___ Dataset records
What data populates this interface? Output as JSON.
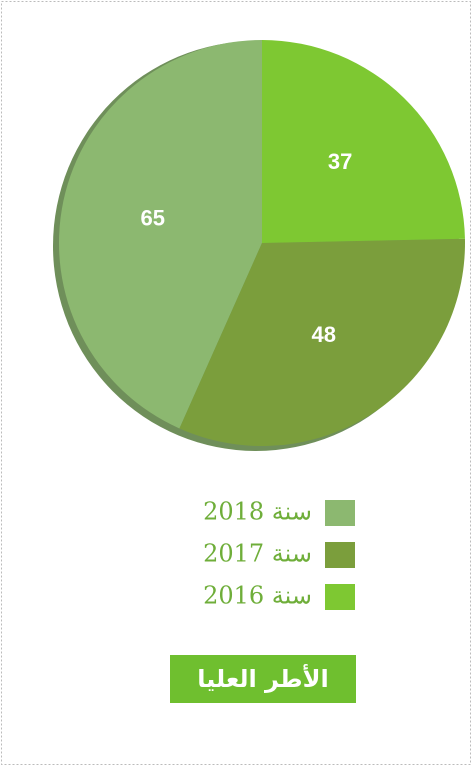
{
  "chart_data": {
    "type": "pie",
    "title": "الأطر العليا",
    "categories": [
      "سنة 2018",
      "سنة 2017",
      "سنة 2016"
    ],
    "values": [
      65,
      48,
      37
    ],
    "colors": [
      "#8cb870",
      "#7b9e3c",
      "#7ec832"
    ]
  }
}
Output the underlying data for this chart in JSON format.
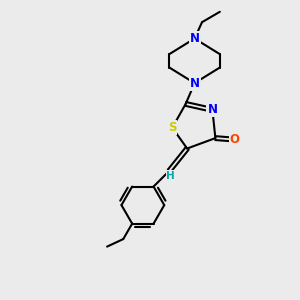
{
  "bg_color": "#ebebeb",
  "bond_color": "#000000",
  "bond_width": 1.5,
  "atom_colors": {
    "N": "#0000ff",
    "S": "#cccc00",
    "O": "#ff4400",
    "H": "#00aaaa",
    "C": "#000000"
  },
  "font_size_atom": 8.5
}
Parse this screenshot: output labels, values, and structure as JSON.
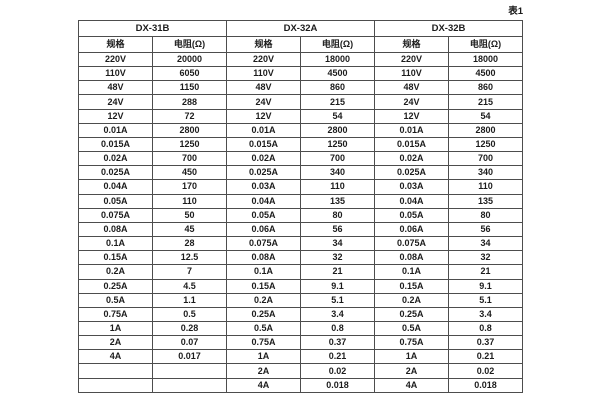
{
  "caption": "表1",
  "table": {
    "groups": [
      {
        "name": "DX-31B",
        "headers": [
          "规格",
          "电阻(Ω)"
        ],
        "rows": [
          [
            "220V",
            "20000"
          ],
          [
            "110V",
            "6050"
          ],
          [
            "48V",
            "1150"
          ],
          [
            "24V",
            "288"
          ],
          [
            "12V",
            "72"
          ],
          [
            "0.01A",
            "2800"
          ],
          [
            "0.015A",
            "1250"
          ],
          [
            "0.02A",
            "700"
          ],
          [
            "0.025A",
            "450"
          ],
          [
            "0.04A",
            "170"
          ],
          [
            "0.05A",
            "110"
          ],
          [
            "0.075A",
            "50"
          ],
          [
            "0.08A",
            "45"
          ],
          [
            "0.1A",
            "28"
          ],
          [
            "0.15A",
            "12.5"
          ],
          [
            "0.2A",
            "7"
          ],
          [
            "0.25A",
            "4.5"
          ],
          [
            "0.5A",
            "1.1"
          ],
          [
            "0.75A",
            "0.5"
          ],
          [
            "1A",
            "0.28"
          ],
          [
            "2A",
            "0.07"
          ],
          [
            "4A",
            "0.017"
          ],
          [
            "",
            ""
          ],
          [
            "",
            ""
          ]
        ]
      },
      {
        "name": "DX-32A",
        "headers": [
          "规格",
          "电阻(Ω)"
        ],
        "rows": [
          [
            "220V",
            "18000"
          ],
          [
            "110V",
            "4500"
          ],
          [
            "48V",
            "860"
          ],
          [
            "24V",
            "215"
          ],
          [
            "12V",
            "54"
          ],
          [
            "0.01A",
            "2800"
          ],
          [
            "0.015A",
            "1250"
          ],
          [
            "0.02A",
            "700"
          ],
          [
            "0.025A",
            "340"
          ],
          [
            "0.03A",
            "110"
          ],
          [
            "0.04A",
            "135"
          ],
          [
            "0.05A",
            "80"
          ],
          [
            "0.06A",
            "56"
          ],
          [
            "0.075A",
            "34"
          ],
          [
            "0.08A",
            "32"
          ],
          [
            "0.1A",
            "21"
          ],
          [
            "0.15A",
            "9.1"
          ],
          [
            "0.2A",
            "5.1"
          ],
          [
            "0.25A",
            "3.4"
          ],
          [
            "0.5A",
            "0.8"
          ],
          [
            "0.75A",
            "0.37"
          ],
          [
            "1A",
            "0.21"
          ],
          [
            "2A",
            "0.02"
          ],
          [
            "4A",
            "0.018"
          ]
        ]
      },
      {
        "name": "DX-32B",
        "headers": [
          "规格",
          "电阻(Ω)"
        ],
        "rows": [
          [
            "220V",
            "18000"
          ],
          [
            "110V",
            "4500"
          ],
          [
            "48V",
            "860"
          ],
          [
            "24V",
            "215"
          ],
          [
            "12V",
            "54"
          ],
          [
            "0.01A",
            "2800"
          ],
          [
            "0.015A",
            "1250"
          ],
          [
            "0.02A",
            "700"
          ],
          [
            "0.025A",
            "340"
          ],
          [
            "0.03A",
            "110"
          ],
          [
            "0.04A",
            "135"
          ],
          [
            "0.05A",
            "80"
          ],
          [
            "0.06A",
            "56"
          ],
          [
            "0.075A",
            "34"
          ],
          [
            "0.08A",
            "32"
          ],
          [
            "0.1A",
            "21"
          ],
          [
            "0.15A",
            "9.1"
          ],
          [
            "0.2A",
            "5.1"
          ],
          [
            "0.25A",
            "3.4"
          ],
          [
            "0.5A",
            "0.8"
          ],
          [
            "0.75A",
            "0.37"
          ],
          [
            "1A",
            "0.21"
          ],
          [
            "2A",
            "0.02"
          ],
          [
            "4A",
            "0.018"
          ]
        ]
      }
    ]
  }
}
______
**Challenge**:
Reproduce the data word for word, excluding its pictures.

**Full answer**:
What data populates this interface? Output as JSON.
{
  "chart_data": {
    "type": "pie",
    "title": "الأطر العليا",
    "categories": [
      "سنة 2018",
      "سنة 2017",
      "سنة 2016"
    ],
    "values": [
      65,
      48,
      37
    ],
    "colors": [
      "#8cb870",
      "#7b9e3c",
      "#7ec832"
    ]
  }
}
Output the underlying data for this chart in JSON format.
{
  "bg_color": "#ebebeb",
  "bond_color": "#000000",
  "bond_width": 1.5,
  "atom_colors": {
    "N": "#0000ff",
    "S": "#cccc00",
    "O": "#ff4400",
    "H": "#00aaaa",
    "C": "#000000"
  },
  "font_size_atom": 8.5
}
Parse this screenshot: output labels, values, and structure as JSON.
{
  "caption": "表1",
  "table": {
    "groups": [
      {
        "name": "DX-31B",
        "headers": [
          "规格",
          "电阻(Ω)"
        ],
        "rows": [
          [
            "220V",
            "20000"
          ],
          [
            "110V",
            "6050"
          ],
          [
            "48V",
            "1150"
          ],
          [
            "24V",
            "288"
          ],
          [
            "12V",
            "72"
          ],
          [
            "0.01A",
            "2800"
          ],
          [
            "0.015A",
            "1250"
          ],
          [
            "0.02A",
            "700"
          ],
          [
            "0.025A",
            "450"
          ],
          [
            "0.04A",
            "170"
          ],
          [
            "0.05A",
            "110"
          ],
          [
            "0.075A",
            "50"
          ],
          [
            "0.08A",
            "45"
          ],
          [
            "0.1A",
            "28"
          ],
          [
            "0.15A",
            "12.5"
          ],
          [
            "0.2A",
            "7"
          ],
          [
            "0.25A",
            "4.5"
          ],
          [
            "0.5A",
            "1.1"
          ],
          [
            "0.75A",
            "0.5"
          ],
          [
            "1A",
            "0.28"
          ],
          [
            "2A",
            "0.07"
          ],
          [
            "4A",
            "0.017"
          ],
          [
            "",
            ""
          ],
          [
            "",
            ""
          ]
        ]
      },
      {
        "name": "DX-32A",
        "headers": [
          "规格",
          "电阻(Ω)"
        ],
        "rows": [
          [
            "220V",
            "18000"
          ],
          [
            "110V",
            "4500"
          ],
          [
            "48V",
            "860"
          ],
          [
            "24V",
            "215"
          ],
          [
            "12V",
            "54"
          ],
          [
            "0.01A",
            "2800"
          ],
          [
            "0.015A",
            "1250"
          ],
          [
            "0.02A",
            "700"
          ],
          [
            "0.025A",
            "340"
          ],
          [
            "0.03A",
            "110"
          ],
          [
            "0.04A",
            "135"
          ],
          [
            "0.05A",
            "80"
          ],
          [
            "0.06A",
            "56"
          ],
          [
            "0.075A",
            "34"
          ],
          [
            "0.08A",
            "32"
          ],
          [
            "0.1A",
            "21"
          ],
          [
            "0.15A",
            "9.1"
          ],
          [
            "0.2A",
            "5.1"
          ],
          [
            "0.25A",
            "3.4"
          ],
          [
            "0.5A",
            "0.8"
          ],
          [
            "0.75A",
            "0.37"
          ],
          [
            "1A",
            "0.21"
          ],
          [
            "2A",
            "0.02"
          ],
          [
            "4A",
            "0.018"
          ]
        ]
      },
      {
        "name": "DX-32B",
        "headers": [
          "规格",
          "电阻(Ω)"
        ],
        "rows": [
          [
            "220V",
            "18000"
          ],
          [
            "110V",
            "4500"
          ],
          [
            "48V",
            "860"
          ],
          [
            "24V",
            "215"
          ],
          [
            "12V",
            "54"
          ],
          [
            "0.01A",
            "2800"
          ],
          [
            "0.015A",
            "1250"
          ],
          [
            "0.02A",
            "700"
          ],
          [
            "0.025A",
            "340"
          ],
          [
            "0.03A",
            "110"
          ],
          [
            "0.04A",
            "135"
          ],
          [
            "0.05A",
            "80"
          ],
          [
            "0.06A",
            "56"
          ],
          [
            "0.075A",
            "34"
          ],
          [
            "0.08A",
            "32"
          ],
          [
            "0.1A",
            "21"
          ],
          [
            "0.15A",
            "9.1"
          ],
          [
            "0.2A",
            "5.1"
          ],
          [
            "0.25A",
            "3.4"
          ],
          [
            "0.5A",
            "0.8"
          ],
          [
            "0.75A",
            "0.37"
          ],
          [
            "1A",
            "0.21"
          ],
          [
            "2A",
            "0.02"
          ],
          [
            "4A",
            "0.018"
          ]
        ]
      }
    ]
  }
}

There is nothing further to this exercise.